### TASK INSTRUCTIONS:
Every record below should be transcribed exactly. Omit the images.

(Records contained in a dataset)
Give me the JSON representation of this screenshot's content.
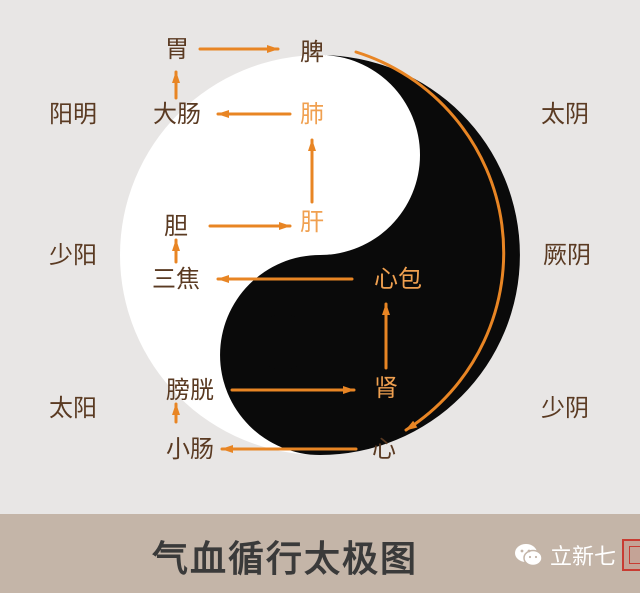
{
  "organs": {
    "wei": "胃",
    "pi": "脾",
    "dachang": "大肠",
    "fei": "肺",
    "dan": "胆",
    "gan": "肝",
    "sanjiao": "三焦",
    "xinbao": "心包",
    "pangguang": "膀胱",
    "shen": "肾",
    "xiaochang": "小肠",
    "xin": "心"
  },
  "meridians": {
    "left_top": "阳明",
    "left_mid": "少阳",
    "left_bottom": "太阳",
    "right_top": "太阴",
    "right_mid": "厥阴",
    "right_bottom": "少阴"
  },
  "footer": {
    "title": "气血循行太极图",
    "watermark": "立新七"
  },
  "colors": {
    "background": "#e8e6e5",
    "footer_band": "#c4b5a8",
    "arrow": "#e88524",
    "label_on_light": "#5a3a22",
    "label_on_dark": "#f0a050",
    "yin": "#0a0a0a",
    "yang": "#ffffff"
  }
}
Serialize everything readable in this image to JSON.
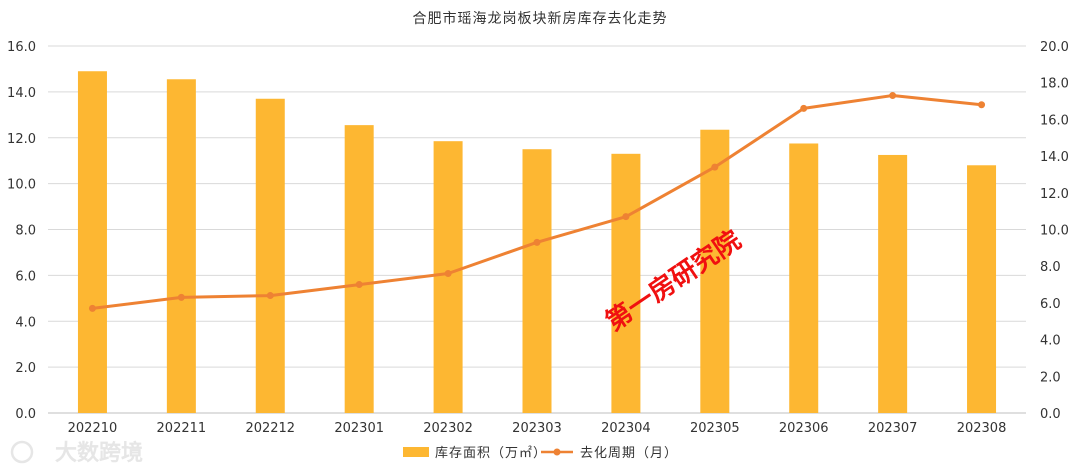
{
  "chart_data": {
    "type": "bar+line",
    "title": "合肥市瑶海龙岗板块新房库存去化走势",
    "categories": [
      "202210",
      "202211",
      "202212",
      "202301",
      "202302",
      "202303",
      "202304",
      "202305",
      "202306",
      "202307",
      "202308"
    ],
    "series": [
      {
        "name": "库存面积（万㎡）",
        "type": "bar",
        "axis": "left",
        "color": "#FDB732",
        "values": [
          14.9,
          14.55,
          13.7,
          12.55,
          11.85,
          11.5,
          11.3,
          12.35,
          11.75,
          11.25,
          10.8
        ]
      },
      {
        "name": "去化周期（月）",
        "type": "line",
        "axis": "right",
        "color": "#EE8233",
        "values": [
          5.7,
          6.3,
          6.4,
          7.0,
          7.6,
          9.3,
          10.7,
          13.4,
          16.6,
          17.3,
          16.8
        ]
      }
    ],
    "y_left": {
      "min": 0,
      "max": 16,
      "step": 2,
      "ticks": [
        "0.0",
        "2.0",
        "4.0",
        "6.0",
        "8.0",
        "10.0",
        "12.0",
        "14.0",
        "16.0"
      ]
    },
    "y_right": {
      "min": 0,
      "max": 20,
      "step": 2,
      "ticks": [
        "0.0",
        "2.0",
        "4.0",
        "6.0",
        "8.0",
        "10.0",
        "12.0",
        "14.0",
        "16.0",
        "18.0",
        "20.0"
      ]
    },
    "grid": true,
    "legend_position": "bottom"
  },
  "watermark": "第一房研究院",
  "logo": {
    "text": "大数跨境",
    "mark": "D"
  }
}
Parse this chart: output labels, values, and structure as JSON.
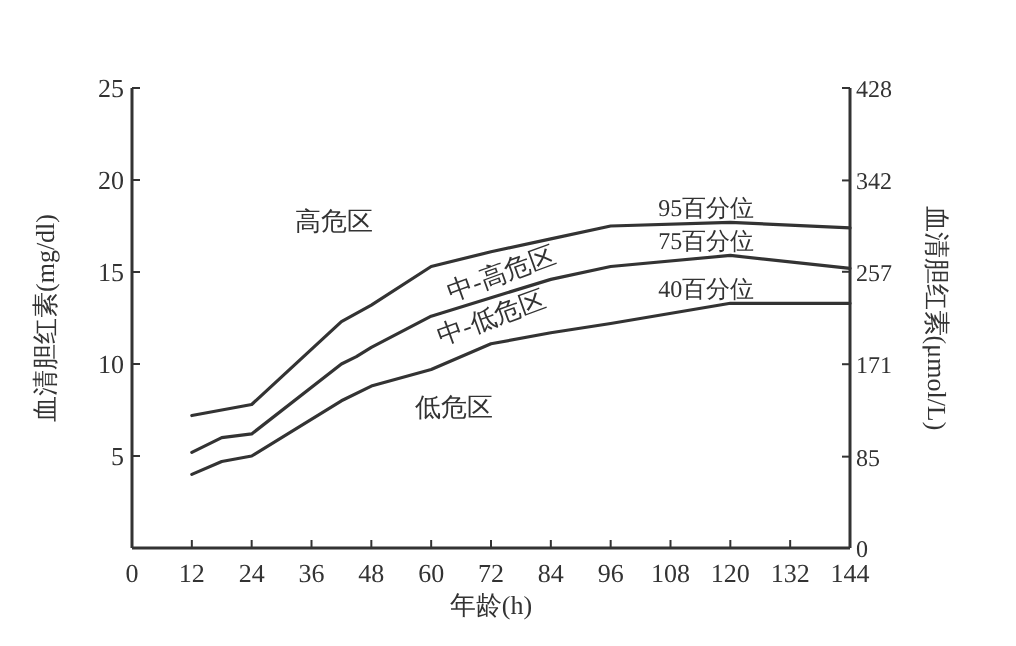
{
  "chart_data": {
    "type": "line",
    "xlabel": "年龄(h)",
    "ylabel": "血清胆红素(mg/dl)",
    "y2label": "血清胆红素(μmol/L)",
    "xlim": [
      0,
      144
    ],
    "xticks": [
      0,
      12,
      24,
      36,
      48,
      60,
      72,
      84,
      96,
      108,
      120,
      132,
      144
    ],
    "ylim": [
      0,
      25
    ],
    "yticks": [
      5,
      10,
      15,
      20,
      25
    ],
    "y2lim": [
      0,
      428
    ],
    "y2ticks": [
      0,
      85,
      171,
      257,
      342,
      428
    ],
    "grid": false,
    "marker": "none",
    "line_style": "solid",
    "series": [
      {
        "name": "95百分位",
        "color": "#333333",
        "x": [
          12,
          24,
          42,
          48,
          60,
          72,
          84,
          96,
          120,
          144
        ],
        "values": [
          7.2,
          7.8,
          12.3,
          13.2,
          15.3,
          16.1,
          16.8,
          17.5,
          17.7,
          17.4
        ]
      },
      {
        "name": "75百分位",
        "color": "#333333",
        "x": [
          12,
          18,
          24,
          42,
          45,
          48,
          60,
          72,
          84,
          96,
          120,
          144
        ],
        "values": [
          5.2,
          6.0,
          6.2,
          10.0,
          10.4,
          10.9,
          12.6,
          13.6,
          14.6,
          15.3,
          15.9,
          15.2
        ]
      },
      {
        "name": "40百分位",
        "color": "#333333",
        "x": [
          12,
          18,
          24,
          42,
          48,
          60,
          72,
          84,
          96,
          120,
          144
        ],
        "values": [
          4.0,
          4.7,
          5.0,
          8.0,
          8.8,
          9.7,
          11.1,
          11.7,
          12.2,
          13.3,
          13.3
        ]
      }
    ],
    "annotations": [
      "高危区",
      "中-高危区",
      "中-低危区",
      "低危区"
    ]
  }
}
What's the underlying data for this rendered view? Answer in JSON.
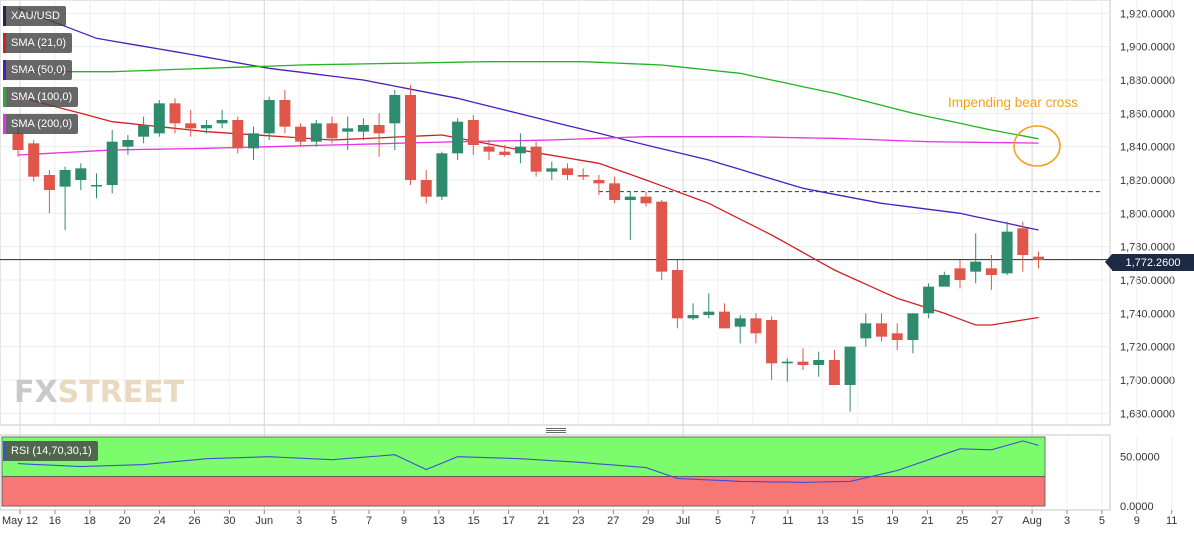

### WRITTEN RESPONSE:
Give me the JSON representation of this screenshot's content.
{
  "organs": {
    "wei": "胃",
    "pi": "脾",
    "dachang": "大肠",
    "fei": "肺",
    "dan": "胆",
    "gan": "肝",
    "sanjiao": "三焦",
    "xinbao": "心包",
    "pangguang": "膀胱",
    "shen": "肾",
    "xiaochang": "小肠",
    "xin": "心"
  },
  "meridians": {
    "left_top": "阳明",
    "left_mid": "少阳",
    "left_bottom": "太阳",
    "right_top": "太阴",
    "right_mid": "厥阴",
    "right_bottom": "少阴"
  },
  "footer": {
    "title": "气血循行太极图",
    "watermark": "立新七"
  },
  "colors": {
    "background": "#e8e6e5",
    "footer_band": "#c4b5a8",
    "arrow": "#e88524",
    "label_on_light": "#5a3a22",
    "label_on_dark": "#f0a050",
    "yin": "#0a0a0a",
    "yang": "#ffffff"
  }
}
Serialize everything readable in this image to JSON.
{
  "chart_data": {
    "type": "bar+line",
    "title": "合肥市瑶海龙岗板块新房库存去化走势",
    "categories": [
      "202210",
      "202211",
      "202212",
      "202301",
      "202302",
      "202303",
      "202304",
      "202305",
      "202306",
      "202307",
      "202308"
    ],
    "series": [
      {
        "name": "库存面积（万㎡）",
        "type": "bar",
        "axis": "left",
        "color": "#FDB732",
        "values": [
          14.9,
          14.55,
          13.7,
          12.55,
          11.85,
          11.5,
          11.3,
          12.35,
          11.75,
          11.25,
          10.8
        ]
      },
      {
        "name": "去化周期（月）",
        "type": "line",
        "axis": "right",
        "color": "#EE8233",
        "values": [
          5.7,
          6.3,
          6.4,
          7.0,
          7.6,
          9.3,
          10.7,
          13.4,
          16.6,
          17.3,
          16.8
        ]
      }
    ],
    "y_left": {
      "min": 0,
      "max": 16,
      "step": 2,
      "ticks": [
        "0.0",
        "2.0",
        "4.0",
        "6.0",
        "8.0",
        "10.0",
        "12.0",
        "14.0",
        "16.0"
      ]
    },
    "y_right": {
      "min": 0,
      "max": 20,
      "step": 2,
      "ticks": [
        "0.0",
        "2.0",
        "4.0",
        "6.0",
        "8.0",
        "10.0",
        "12.0",
        "14.0",
        "16.0",
        "18.0",
        "20.0"
      ]
    },
    "grid": true,
    "legend_position": "bottom"
  },
  "watermark": "第一房研究院",
  "logo": {
    "text": "大数跨境",
    "mark": "D"
  }
}
Parse this chart: output labels, values, and structure as JSON.
{
  "chart_data": {
    "type": "line",
    "xlabel": "年龄(h)",
    "ylabel": "血清胆红素(mg/dl)",
    "y2label": "血清胆红素(μmol/L)",
    "xlim": [
      0,
      144
    ],
    "xticks": [
      0,
      12,
      24,
      36,
      48,
      60,
      72,
      84,
      96,
      108,
      120,
      132,
      144
    ],
    "ylim": [
      0,
      25
    ],
    "yticks": [
      5,
      10,
      15,
      20,
      25
    ],
    "y2lim": [
      0,
      428
    ],
    "y2ticks": [
      0,
      85,
      171,
      257,
      342,
      428
    ],
    "grid": false,
    "marker": "none",
    "line_style": "solid",
    "series": [
      {
        "name": "95百分位",
        "color": "#333333",
        "x": [
          12,
          24,
          42,
          48,
          60,
          72,
          84,
          96,
          120,
          144
        ],
        "values": [
          7.2,
          7.8,
          12.3,
          13.2,
          15.3,
          16.1,
          16.8,
          17.5,
          17.7,
          17.4
        ]
      },
      {
        "name": "75百分位",
        "color": "#333333",
        "x": [
          12,
          18,
          24,
          42,
          45,
          48,
          60,
          72,
          84,
          96,
          120,
          144
        ],
        "values": [
          5.2,
          6.0,
          6.2,
          10.0,
          10.4,
          10.9,
          12.6,
          13.6,
          14.6,
          15.3,
          15.9,
          15.2
        ]
      },
      {
        "name": "40百分位",
        "color": "#333333",
        "x": [
          12,
          18,
          24,
          42,
          48,
          60,
          72,
          84,
          96,
          120,
          144
        ],
        "values": [
          4.0,
          4.7,
          5.0,
          8.0,
          8.8,
          9.7,
          11.1,
          11.7,
          12.2,
          13.3,
          13.3
        ]
      }
    ],
    "annotations": [
      "高危区",
      "中-高危区",
      "中-低危区",
      "低危区"
    ]
  }
}
What's the underlying data for this rendered view? Answer in JSON.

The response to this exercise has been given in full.